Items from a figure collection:
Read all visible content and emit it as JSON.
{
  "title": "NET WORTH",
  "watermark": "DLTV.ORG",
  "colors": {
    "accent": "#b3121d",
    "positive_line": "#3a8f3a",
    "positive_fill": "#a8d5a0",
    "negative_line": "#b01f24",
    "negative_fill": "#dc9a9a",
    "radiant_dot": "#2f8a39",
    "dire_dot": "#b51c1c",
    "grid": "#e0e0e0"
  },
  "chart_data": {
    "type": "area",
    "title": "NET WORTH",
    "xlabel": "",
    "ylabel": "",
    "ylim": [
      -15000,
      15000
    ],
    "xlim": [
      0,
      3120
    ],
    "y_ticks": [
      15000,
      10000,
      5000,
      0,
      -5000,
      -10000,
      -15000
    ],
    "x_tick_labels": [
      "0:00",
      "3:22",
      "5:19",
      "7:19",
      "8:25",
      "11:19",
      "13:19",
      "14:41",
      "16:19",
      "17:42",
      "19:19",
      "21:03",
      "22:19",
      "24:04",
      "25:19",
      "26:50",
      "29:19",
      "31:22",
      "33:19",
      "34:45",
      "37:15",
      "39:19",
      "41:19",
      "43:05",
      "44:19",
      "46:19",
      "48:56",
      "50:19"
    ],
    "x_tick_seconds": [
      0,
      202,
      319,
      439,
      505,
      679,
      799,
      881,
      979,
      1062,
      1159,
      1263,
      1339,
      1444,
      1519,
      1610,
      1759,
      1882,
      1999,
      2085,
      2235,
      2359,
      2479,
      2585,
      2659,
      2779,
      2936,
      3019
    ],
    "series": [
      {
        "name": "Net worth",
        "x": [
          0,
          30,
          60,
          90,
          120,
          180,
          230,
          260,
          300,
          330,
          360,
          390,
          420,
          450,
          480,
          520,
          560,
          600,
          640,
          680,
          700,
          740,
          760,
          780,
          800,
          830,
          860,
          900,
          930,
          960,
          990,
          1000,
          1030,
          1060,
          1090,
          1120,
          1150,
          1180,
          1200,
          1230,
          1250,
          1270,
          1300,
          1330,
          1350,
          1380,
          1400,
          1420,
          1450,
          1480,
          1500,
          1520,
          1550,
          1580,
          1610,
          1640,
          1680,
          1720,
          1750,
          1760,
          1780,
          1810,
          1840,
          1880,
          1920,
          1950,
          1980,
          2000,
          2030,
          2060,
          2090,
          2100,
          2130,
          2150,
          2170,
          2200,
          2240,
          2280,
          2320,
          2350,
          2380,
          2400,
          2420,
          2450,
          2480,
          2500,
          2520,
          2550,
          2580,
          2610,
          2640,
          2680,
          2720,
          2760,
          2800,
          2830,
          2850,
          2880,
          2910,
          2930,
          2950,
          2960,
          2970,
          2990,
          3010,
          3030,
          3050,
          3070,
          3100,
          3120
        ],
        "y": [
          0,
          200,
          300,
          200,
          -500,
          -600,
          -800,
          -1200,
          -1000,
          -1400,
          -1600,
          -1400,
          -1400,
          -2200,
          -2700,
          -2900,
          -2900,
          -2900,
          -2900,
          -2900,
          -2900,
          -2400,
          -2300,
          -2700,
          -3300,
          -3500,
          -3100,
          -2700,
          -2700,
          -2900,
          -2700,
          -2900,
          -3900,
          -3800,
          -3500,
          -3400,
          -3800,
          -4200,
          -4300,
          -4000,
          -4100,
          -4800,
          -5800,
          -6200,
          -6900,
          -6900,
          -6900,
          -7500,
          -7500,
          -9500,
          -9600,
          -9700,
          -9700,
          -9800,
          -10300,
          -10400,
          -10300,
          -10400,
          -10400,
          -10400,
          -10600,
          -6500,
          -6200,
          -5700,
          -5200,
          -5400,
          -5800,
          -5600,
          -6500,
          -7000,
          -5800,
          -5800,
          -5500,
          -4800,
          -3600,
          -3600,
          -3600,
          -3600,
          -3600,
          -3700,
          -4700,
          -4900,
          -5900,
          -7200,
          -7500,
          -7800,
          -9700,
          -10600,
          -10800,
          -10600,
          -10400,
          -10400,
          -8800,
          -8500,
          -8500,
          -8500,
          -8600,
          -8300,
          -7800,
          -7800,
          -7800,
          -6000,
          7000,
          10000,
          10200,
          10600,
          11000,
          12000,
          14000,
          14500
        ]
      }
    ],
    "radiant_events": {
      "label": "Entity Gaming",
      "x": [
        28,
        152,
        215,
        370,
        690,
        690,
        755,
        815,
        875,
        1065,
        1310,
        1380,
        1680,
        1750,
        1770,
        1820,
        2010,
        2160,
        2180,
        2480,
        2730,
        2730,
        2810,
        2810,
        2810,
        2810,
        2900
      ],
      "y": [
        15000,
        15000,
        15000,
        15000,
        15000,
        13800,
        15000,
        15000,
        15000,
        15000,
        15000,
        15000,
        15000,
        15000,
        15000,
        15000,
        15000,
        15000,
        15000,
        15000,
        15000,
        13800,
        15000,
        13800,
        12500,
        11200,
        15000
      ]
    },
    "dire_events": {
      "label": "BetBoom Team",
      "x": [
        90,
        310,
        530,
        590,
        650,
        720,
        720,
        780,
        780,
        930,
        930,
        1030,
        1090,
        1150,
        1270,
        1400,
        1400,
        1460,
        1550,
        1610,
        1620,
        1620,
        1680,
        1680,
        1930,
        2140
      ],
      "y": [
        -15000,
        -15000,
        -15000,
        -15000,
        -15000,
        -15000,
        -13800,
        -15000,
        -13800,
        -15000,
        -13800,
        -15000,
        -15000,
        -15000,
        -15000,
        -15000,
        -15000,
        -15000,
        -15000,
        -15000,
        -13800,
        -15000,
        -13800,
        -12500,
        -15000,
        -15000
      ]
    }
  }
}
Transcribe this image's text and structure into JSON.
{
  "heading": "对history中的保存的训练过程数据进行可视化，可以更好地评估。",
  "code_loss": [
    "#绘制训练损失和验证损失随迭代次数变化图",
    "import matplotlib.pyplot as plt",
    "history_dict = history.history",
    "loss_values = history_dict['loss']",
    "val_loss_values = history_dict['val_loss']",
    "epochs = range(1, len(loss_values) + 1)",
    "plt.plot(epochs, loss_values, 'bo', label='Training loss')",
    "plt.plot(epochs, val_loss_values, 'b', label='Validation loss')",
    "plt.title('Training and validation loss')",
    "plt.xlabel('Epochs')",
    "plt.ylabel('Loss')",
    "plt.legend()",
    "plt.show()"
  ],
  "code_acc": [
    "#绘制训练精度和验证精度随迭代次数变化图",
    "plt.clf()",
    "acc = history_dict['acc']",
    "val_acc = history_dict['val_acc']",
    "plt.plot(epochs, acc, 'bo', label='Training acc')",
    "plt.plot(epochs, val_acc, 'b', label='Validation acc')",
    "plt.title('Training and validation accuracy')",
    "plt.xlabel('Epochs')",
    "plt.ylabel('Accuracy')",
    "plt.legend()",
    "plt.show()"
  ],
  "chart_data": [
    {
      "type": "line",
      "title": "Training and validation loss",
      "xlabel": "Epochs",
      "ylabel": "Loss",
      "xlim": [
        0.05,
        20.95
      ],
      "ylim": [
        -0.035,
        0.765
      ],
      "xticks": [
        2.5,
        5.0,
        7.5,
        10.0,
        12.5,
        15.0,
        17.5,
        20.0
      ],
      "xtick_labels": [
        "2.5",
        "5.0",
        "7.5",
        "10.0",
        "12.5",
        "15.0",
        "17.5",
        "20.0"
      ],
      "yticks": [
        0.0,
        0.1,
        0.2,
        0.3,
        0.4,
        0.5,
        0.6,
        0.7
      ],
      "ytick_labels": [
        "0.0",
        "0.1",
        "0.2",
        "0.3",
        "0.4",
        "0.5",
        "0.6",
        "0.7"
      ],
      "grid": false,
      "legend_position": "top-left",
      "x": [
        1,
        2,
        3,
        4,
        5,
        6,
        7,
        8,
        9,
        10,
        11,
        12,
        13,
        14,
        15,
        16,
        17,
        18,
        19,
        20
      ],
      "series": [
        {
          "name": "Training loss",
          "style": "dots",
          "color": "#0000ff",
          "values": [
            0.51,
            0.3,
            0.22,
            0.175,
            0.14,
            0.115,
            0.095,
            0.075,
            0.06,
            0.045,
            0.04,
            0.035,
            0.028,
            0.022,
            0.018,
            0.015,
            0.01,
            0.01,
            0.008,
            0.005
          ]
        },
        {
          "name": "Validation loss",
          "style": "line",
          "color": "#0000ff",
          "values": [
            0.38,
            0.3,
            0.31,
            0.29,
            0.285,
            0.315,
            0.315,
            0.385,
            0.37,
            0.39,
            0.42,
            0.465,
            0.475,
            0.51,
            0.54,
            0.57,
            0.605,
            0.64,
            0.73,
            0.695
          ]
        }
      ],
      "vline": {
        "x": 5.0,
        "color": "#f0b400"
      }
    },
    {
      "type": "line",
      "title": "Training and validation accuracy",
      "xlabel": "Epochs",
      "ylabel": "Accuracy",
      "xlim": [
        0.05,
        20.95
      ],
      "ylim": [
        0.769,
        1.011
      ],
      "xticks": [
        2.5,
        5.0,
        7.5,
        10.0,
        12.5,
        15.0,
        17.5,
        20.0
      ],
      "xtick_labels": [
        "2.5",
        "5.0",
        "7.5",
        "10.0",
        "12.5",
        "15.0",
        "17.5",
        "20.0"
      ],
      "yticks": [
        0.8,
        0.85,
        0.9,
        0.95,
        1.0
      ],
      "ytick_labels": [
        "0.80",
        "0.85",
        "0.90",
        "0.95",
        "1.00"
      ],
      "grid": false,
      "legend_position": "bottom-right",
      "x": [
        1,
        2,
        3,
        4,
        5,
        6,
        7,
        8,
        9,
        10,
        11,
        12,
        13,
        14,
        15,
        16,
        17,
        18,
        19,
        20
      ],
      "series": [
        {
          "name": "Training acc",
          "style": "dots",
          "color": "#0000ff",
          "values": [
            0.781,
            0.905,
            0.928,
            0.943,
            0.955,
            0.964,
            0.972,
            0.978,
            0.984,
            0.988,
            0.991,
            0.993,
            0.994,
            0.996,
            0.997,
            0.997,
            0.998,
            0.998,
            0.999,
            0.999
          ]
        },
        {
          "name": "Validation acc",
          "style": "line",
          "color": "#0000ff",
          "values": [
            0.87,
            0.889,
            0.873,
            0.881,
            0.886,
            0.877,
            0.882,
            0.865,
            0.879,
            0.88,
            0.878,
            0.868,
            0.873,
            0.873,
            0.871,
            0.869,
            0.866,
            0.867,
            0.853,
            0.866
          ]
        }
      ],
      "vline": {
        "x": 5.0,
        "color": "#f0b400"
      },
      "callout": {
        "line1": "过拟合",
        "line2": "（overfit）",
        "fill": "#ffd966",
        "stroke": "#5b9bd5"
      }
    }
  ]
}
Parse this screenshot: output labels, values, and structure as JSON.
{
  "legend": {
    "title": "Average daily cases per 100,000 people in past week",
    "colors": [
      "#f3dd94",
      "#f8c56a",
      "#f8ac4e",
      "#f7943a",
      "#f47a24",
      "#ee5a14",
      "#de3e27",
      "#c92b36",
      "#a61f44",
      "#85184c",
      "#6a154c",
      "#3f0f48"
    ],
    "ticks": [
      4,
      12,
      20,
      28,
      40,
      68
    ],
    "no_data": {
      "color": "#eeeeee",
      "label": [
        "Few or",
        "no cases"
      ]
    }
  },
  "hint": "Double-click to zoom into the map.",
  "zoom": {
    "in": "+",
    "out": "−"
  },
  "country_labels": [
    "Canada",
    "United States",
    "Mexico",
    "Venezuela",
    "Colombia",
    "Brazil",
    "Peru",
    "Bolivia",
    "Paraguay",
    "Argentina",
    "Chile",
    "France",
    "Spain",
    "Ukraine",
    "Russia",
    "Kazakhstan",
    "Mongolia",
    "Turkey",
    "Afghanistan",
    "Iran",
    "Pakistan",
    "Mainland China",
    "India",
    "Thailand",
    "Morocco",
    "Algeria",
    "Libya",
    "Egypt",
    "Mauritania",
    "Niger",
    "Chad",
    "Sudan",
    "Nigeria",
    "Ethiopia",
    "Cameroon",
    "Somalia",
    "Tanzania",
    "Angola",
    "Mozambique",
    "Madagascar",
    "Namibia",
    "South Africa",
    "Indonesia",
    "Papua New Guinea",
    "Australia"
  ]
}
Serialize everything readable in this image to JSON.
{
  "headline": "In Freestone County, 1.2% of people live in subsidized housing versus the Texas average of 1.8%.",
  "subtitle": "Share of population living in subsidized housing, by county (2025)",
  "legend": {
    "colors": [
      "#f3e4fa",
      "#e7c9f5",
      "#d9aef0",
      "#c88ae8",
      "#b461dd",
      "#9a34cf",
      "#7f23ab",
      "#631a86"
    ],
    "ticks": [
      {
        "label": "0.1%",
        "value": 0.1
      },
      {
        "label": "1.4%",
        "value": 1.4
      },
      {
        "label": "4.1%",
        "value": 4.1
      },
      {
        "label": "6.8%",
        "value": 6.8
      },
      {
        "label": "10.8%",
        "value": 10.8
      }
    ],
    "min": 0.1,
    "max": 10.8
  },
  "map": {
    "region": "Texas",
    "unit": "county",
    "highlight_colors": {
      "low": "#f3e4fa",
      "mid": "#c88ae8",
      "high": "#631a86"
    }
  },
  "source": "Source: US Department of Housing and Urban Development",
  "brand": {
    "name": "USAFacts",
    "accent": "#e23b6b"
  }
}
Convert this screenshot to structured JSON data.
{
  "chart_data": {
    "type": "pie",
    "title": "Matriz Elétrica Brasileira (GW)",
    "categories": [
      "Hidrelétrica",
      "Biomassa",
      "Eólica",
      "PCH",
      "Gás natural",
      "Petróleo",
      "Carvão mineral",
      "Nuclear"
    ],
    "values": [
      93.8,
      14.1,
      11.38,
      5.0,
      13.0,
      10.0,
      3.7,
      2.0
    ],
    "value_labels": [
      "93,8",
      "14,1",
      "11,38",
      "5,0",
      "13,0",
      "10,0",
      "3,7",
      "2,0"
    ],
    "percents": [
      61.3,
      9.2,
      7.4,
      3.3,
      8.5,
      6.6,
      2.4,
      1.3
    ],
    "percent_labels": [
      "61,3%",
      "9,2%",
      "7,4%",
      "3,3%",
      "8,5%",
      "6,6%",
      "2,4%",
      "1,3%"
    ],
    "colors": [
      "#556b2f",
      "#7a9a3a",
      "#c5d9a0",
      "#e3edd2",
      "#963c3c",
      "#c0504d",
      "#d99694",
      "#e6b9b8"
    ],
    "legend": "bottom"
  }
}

> [What to produce]:
The line containing "Convert this screenshot" marks the start; retype it and each line after it through the end of the records above, exactly.

> [Right answer]:
Convert this screenshot to structured JSON data.
{
  "chart_data": {
    "type": "pie",
    "title": "Matriz Elétrica Brasileira (GW)",
    "categories": [
      "Hidrelétrica",
      "Biomassa",
      "Eólica",
      "PCH",
      "Gás natural",
      "Petróleo",
      "Carvão mineral",
      "Nuclear"
    ],
    "values": [
      93.8,
      14.1,
      11.38,
      5.0,
      13.0,
      10.0,
      3.7,
      2.0
    ],
    "value_labels": [
      "93,8",
      "14,1",
      "11,38",
      "5,0",
      "13,0",
      "10,0",
      "3,7",
      "2,0"
    ],
    "percents": [
      61.3,
      9.2,
      7.4,
      3.3,
      8.5,
      6.6,
      2.4,
      1.3
    ],
    "percent_labels": [
      "61,3%",
      "9,2%",
      "7,4%",
      "3,3%",
      "8,5%",
      "6,6%",
      "2,4%",
      "1,3%"
    ],
    "colors": [
      "#556b2f",
      "#7a9a3a",
      "#c5d9a0",
      "#e3edd2",
      "#963c3c",
      "#c0504d",
      "#d99694",
      "#e6b9b8"
    ],
    "legend": "bottom"
  }
}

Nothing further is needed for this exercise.